SHORT PROBLEM: Count the lines in the entries below that contain the string "vector", and reply with the number alone.

EXERCISE INPUT:
>>>
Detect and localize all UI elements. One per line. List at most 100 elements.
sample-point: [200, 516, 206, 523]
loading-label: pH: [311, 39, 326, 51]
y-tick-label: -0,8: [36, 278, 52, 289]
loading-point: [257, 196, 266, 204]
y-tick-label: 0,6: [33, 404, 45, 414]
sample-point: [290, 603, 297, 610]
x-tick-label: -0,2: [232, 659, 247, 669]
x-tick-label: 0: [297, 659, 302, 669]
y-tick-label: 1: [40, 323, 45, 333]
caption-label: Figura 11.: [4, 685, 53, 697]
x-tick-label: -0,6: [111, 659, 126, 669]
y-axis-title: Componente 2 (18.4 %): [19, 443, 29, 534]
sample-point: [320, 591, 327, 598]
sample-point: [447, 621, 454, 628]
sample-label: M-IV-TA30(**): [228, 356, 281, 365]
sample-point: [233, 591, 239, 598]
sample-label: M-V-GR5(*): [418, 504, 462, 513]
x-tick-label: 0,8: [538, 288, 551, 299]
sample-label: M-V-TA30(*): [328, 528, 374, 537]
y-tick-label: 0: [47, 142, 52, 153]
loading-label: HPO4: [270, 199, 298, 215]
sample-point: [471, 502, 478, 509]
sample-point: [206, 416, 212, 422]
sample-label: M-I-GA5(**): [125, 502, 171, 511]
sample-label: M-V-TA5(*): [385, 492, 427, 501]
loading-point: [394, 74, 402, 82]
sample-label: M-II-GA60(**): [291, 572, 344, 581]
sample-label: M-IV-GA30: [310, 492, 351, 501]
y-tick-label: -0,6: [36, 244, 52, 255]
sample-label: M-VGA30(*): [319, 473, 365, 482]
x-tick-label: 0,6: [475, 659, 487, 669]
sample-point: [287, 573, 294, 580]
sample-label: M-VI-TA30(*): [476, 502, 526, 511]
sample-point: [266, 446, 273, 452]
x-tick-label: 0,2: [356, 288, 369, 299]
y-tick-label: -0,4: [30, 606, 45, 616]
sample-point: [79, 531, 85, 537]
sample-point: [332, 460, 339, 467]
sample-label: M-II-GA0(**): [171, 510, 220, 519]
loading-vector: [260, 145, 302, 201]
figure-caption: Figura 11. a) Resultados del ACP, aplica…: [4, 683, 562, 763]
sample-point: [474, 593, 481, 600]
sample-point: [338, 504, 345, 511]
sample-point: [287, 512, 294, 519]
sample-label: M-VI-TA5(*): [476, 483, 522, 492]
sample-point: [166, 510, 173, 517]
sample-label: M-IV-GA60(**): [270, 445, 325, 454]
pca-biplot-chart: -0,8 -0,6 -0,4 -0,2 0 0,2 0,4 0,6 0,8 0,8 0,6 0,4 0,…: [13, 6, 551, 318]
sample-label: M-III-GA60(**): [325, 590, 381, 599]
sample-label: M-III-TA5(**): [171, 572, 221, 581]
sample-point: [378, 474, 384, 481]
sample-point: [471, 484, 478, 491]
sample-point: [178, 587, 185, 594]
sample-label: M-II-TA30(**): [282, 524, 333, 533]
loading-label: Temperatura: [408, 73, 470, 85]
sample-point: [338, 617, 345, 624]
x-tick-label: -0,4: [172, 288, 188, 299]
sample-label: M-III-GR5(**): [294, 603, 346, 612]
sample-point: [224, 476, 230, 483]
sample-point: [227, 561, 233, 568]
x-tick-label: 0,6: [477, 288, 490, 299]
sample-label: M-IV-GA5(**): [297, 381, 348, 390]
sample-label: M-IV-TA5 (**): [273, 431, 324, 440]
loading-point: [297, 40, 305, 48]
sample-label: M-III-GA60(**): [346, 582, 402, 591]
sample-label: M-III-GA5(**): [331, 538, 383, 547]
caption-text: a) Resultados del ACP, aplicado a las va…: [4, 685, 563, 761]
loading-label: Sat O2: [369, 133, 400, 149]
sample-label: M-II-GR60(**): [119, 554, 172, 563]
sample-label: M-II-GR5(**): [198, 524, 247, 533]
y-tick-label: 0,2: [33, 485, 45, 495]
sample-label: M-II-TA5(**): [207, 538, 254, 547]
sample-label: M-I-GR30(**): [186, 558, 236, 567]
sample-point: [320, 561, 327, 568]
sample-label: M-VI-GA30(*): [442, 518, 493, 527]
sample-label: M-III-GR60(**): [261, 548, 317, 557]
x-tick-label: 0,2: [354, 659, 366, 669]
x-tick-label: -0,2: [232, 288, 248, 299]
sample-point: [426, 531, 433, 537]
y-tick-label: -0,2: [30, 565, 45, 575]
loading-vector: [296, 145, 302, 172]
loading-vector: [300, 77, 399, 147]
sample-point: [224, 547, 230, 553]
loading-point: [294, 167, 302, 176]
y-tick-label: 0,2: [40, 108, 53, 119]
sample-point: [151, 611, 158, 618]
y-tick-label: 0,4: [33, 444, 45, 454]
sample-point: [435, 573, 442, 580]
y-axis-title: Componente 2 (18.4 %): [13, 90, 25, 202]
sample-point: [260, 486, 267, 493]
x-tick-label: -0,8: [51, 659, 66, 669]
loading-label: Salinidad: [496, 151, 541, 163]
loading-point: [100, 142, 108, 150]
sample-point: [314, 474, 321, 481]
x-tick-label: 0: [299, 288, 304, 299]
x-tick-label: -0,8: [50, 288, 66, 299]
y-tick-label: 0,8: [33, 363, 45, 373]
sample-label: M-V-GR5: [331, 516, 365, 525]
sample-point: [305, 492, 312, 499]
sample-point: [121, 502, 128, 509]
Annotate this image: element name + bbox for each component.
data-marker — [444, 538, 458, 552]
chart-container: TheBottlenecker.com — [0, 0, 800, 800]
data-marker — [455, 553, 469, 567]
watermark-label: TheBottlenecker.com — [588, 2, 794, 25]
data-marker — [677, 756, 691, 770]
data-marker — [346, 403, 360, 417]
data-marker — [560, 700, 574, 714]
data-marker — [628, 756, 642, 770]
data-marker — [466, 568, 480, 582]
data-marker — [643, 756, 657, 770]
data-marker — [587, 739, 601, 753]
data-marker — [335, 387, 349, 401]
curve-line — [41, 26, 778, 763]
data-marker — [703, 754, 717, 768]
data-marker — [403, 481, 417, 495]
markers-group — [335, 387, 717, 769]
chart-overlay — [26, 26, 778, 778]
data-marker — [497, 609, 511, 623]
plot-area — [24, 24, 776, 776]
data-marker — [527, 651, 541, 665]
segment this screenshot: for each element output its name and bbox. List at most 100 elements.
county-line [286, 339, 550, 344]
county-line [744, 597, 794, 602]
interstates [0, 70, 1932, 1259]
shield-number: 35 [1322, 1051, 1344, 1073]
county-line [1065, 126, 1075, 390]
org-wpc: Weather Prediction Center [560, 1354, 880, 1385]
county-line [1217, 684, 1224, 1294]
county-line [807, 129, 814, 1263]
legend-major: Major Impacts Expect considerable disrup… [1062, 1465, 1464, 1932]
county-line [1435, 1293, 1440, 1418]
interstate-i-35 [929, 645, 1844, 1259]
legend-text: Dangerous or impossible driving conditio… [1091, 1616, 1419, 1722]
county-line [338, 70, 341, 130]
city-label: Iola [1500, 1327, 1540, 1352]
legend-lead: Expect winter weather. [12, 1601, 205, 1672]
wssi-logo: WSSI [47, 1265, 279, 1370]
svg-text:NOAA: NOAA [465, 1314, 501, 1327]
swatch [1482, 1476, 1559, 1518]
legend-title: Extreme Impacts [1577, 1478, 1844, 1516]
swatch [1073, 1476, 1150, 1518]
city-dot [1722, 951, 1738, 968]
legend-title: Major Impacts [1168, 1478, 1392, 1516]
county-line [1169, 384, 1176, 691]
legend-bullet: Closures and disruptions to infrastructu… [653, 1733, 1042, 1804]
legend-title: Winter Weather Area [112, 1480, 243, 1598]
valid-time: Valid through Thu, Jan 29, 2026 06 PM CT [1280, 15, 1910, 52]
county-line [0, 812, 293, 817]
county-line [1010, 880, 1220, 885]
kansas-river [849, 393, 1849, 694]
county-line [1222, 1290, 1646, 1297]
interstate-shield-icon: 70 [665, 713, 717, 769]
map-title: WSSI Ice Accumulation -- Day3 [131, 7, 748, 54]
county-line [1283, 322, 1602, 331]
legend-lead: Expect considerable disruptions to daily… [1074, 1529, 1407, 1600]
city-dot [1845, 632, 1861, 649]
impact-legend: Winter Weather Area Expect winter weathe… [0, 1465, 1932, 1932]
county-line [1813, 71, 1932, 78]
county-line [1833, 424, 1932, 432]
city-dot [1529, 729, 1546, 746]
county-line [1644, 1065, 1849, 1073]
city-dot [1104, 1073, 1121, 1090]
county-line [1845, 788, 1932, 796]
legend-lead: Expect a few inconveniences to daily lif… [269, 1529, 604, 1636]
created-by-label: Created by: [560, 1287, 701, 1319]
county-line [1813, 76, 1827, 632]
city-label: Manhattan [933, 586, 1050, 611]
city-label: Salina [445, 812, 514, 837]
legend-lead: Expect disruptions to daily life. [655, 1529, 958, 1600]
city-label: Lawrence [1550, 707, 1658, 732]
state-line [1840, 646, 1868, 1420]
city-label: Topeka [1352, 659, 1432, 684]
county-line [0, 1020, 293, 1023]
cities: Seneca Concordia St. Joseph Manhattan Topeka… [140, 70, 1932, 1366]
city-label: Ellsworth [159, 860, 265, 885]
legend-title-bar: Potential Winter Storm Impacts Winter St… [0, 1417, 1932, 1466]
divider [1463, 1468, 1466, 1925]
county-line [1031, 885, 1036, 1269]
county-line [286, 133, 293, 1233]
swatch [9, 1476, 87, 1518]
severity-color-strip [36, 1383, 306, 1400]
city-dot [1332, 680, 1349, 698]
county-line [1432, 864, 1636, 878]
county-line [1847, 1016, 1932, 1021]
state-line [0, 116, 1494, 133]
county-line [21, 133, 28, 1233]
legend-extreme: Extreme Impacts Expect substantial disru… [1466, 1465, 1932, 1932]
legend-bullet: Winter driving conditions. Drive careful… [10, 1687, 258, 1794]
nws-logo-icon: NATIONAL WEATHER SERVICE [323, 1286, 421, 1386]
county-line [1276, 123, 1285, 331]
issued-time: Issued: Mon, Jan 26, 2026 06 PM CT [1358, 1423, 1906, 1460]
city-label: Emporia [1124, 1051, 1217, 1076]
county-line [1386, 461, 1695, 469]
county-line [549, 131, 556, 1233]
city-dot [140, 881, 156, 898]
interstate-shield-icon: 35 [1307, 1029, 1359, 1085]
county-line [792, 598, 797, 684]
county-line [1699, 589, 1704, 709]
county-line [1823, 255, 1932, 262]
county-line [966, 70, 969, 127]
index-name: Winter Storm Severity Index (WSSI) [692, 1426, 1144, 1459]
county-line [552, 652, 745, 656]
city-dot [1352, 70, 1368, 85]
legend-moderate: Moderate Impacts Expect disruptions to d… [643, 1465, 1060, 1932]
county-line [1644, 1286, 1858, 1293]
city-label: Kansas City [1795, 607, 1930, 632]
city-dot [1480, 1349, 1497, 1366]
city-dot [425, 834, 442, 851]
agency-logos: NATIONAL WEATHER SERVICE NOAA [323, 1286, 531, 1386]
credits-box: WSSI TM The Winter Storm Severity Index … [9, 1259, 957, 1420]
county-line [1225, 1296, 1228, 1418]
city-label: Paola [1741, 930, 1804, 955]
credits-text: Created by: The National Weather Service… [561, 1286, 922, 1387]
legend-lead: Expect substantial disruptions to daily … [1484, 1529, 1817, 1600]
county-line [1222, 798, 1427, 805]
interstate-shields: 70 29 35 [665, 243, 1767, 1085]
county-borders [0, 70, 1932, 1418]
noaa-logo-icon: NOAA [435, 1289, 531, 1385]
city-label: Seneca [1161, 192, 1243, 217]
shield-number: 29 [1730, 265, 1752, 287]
<<<
WRITTEN RESPONSE: 3